# PROMPT
Select and reproduce each line of the listing below that bears the string "Nano".

# EXCERPTED RECORDS
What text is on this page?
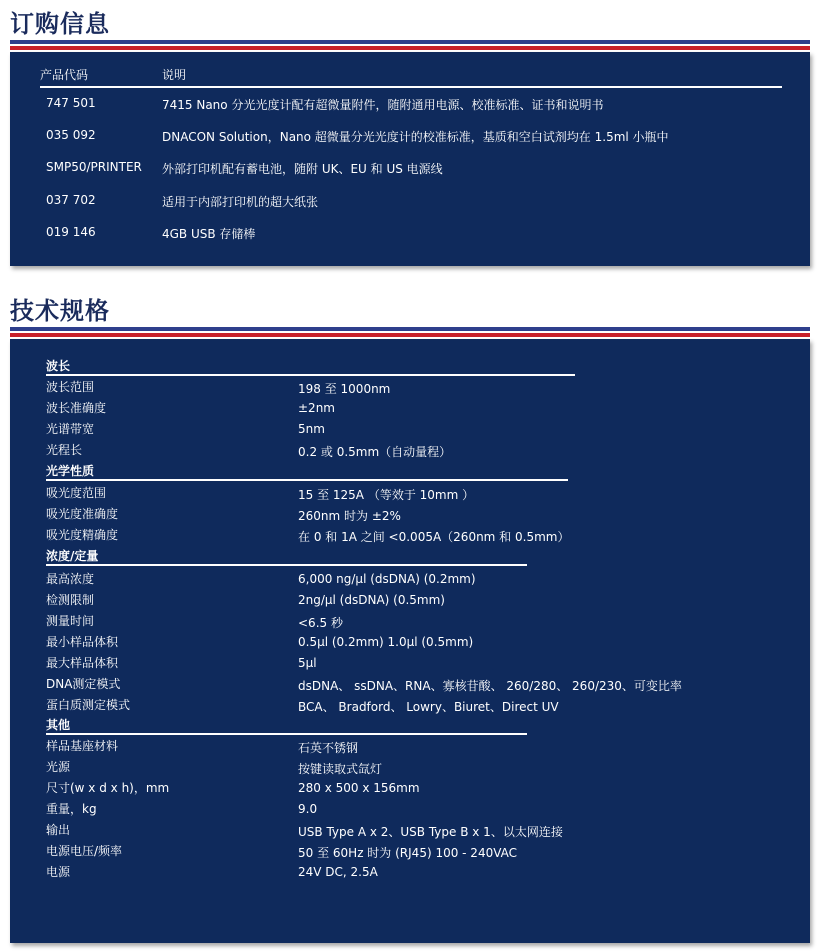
订购信息
产品代码	说明
747 501	7415 Nano 分光光度计配有超微量附件，随附通用电源、校准标准、证书和说明书
035 092	DNACON Solution，Nano 超微量分光光度计的校准标准，基质和空白试剂均在 1.5ml 小瓶中
SMP50/PRINTER 外部打印机配有蓄电池，随附 UK、EU 和 US 电源线
037 702	适用于内部打印机的超大纸张
019 146	4GB USB 存储棒
技术规格
波长
波长范围	198 至 1000nm
波长准确度	±2nm
光谱带宽	5nm
光程长	0.2 或 0.5mm（自动量程）
光学性质
吸光度范围	15 至 125A （等效于 10mm ）
吸光度准确度	260nm 时为 ±2%
吸光度精确度	在 0 和 1A 之间 <0.005A（260nm 和 0.5mm）
浓度/定量
最高浓度	6,000 ng/µl (dsDNA) (0.2mm)
检测限制	2ng/µl (dsDNA) (0.5mm)
测量时间	<6.5 秒
最小样品体积	0.5µl (0.2mm) 1.0µl (0.5mm)
最大样品体积	5µl
DNA测定模式	dsDNA、 ssDNA、RNA、寡核苷酸、 260/280、 260/230、可变比率
蛋白质测定模式	BCA、 Bradford、 Lowry、Biuret、Direct UV
其他
样品基座材料	石英不锈钢
光源	按键读取式氙灯
尺寸(w x d x h)，mm	280 x 500 x 156mm
重量，kg	9.0
输出	USB Type A x 2、USB Type B x 1、以太网连接
电源电压/频率	50 至 60Hz 时为 (RJ45) 100 - 240VAC
电源	24V DC, 2.5A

# WORKED SOLUTION
747 501	7415 Nano 分光光度计配有超微量附件，随附通用电源、校准标准、证书和说明书
035 092	DNACON Solution，Nano 超微量分光光度计的校准标准，基质和空白试剂均在 1.5ml 小瓶中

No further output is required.